• [WRITTEN TASK]: Copy every line of the data in which the word "Voet" occurs.

[start]

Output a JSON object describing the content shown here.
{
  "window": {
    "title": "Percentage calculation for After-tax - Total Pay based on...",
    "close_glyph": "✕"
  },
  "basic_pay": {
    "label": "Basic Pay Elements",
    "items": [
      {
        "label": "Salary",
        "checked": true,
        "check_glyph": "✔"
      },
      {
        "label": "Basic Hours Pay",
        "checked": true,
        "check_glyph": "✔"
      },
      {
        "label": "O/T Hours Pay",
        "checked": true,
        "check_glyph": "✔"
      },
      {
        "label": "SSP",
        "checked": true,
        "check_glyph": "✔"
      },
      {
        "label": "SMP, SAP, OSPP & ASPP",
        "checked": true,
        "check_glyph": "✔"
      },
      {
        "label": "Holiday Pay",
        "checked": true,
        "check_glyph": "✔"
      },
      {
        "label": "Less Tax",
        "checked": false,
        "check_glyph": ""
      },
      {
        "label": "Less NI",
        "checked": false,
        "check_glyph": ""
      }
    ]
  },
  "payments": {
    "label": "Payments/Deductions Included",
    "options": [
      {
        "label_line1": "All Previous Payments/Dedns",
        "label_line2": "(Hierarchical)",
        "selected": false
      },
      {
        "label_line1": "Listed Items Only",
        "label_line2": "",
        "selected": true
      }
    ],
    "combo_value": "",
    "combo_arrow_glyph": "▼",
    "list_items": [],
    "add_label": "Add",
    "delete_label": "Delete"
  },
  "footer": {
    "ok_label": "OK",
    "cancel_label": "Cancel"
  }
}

[end]
[start]

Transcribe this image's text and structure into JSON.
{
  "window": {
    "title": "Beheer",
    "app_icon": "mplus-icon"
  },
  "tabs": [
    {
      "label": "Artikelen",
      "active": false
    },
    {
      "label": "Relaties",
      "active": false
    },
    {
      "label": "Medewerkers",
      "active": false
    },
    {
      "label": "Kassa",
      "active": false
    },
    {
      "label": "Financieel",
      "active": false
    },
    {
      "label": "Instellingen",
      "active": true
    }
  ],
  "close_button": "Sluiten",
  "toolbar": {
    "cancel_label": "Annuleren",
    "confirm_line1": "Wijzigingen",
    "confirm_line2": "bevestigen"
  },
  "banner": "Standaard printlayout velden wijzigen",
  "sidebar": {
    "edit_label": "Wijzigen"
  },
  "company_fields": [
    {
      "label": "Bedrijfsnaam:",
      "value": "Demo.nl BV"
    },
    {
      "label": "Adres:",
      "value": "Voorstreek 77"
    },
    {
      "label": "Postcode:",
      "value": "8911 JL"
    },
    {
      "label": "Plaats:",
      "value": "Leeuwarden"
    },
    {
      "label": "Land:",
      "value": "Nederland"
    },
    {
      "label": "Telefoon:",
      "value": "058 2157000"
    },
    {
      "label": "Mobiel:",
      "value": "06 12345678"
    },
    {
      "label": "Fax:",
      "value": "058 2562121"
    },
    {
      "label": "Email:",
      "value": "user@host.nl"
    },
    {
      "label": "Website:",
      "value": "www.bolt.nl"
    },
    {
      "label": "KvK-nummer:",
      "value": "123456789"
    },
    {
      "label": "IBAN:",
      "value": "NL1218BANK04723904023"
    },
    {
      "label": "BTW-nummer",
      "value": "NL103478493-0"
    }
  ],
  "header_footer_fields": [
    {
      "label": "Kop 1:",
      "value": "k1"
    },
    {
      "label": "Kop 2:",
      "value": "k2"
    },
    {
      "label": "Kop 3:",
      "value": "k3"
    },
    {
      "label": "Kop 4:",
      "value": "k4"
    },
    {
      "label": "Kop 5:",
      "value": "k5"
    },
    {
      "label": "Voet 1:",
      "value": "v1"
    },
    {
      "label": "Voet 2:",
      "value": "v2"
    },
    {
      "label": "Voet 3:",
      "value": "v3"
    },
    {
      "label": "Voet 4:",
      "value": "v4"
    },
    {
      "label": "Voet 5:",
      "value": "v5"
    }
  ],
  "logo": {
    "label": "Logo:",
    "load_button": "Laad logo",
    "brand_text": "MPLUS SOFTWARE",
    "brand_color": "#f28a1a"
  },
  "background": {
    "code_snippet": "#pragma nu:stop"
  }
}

[end]
[start]

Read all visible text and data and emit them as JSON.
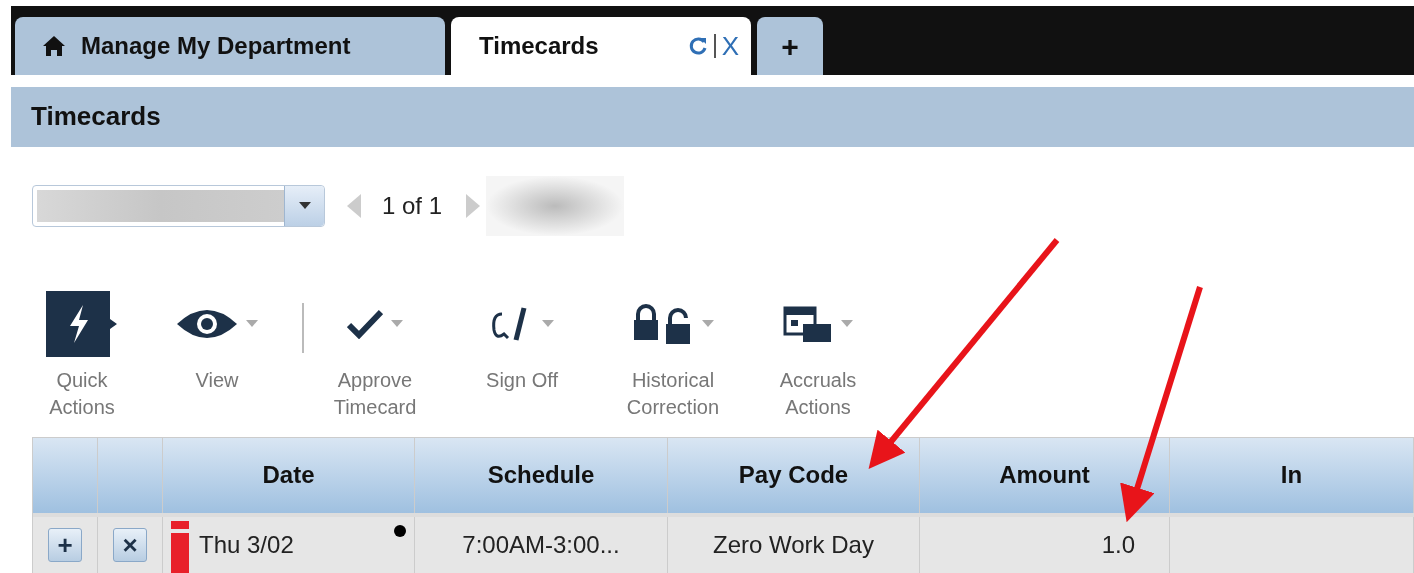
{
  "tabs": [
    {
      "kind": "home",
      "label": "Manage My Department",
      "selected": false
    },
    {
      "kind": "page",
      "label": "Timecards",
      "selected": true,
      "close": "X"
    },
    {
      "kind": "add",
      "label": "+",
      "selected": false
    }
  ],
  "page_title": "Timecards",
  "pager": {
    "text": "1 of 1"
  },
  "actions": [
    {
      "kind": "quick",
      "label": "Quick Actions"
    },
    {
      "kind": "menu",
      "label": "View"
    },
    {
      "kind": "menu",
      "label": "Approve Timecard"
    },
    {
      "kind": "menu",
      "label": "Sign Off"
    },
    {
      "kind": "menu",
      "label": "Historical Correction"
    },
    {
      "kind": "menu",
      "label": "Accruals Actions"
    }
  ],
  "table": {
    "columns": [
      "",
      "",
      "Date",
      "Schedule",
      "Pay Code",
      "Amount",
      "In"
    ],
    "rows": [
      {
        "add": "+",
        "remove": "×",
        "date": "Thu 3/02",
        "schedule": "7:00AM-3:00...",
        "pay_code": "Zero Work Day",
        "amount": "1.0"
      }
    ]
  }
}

[end]

• [REPLY]:
      "label": "Voet 1:",
      "label": "Voet 2:",
      "label": "Voet 3:",
      "label": "Voet 4:",
      "label": "Voet 5:",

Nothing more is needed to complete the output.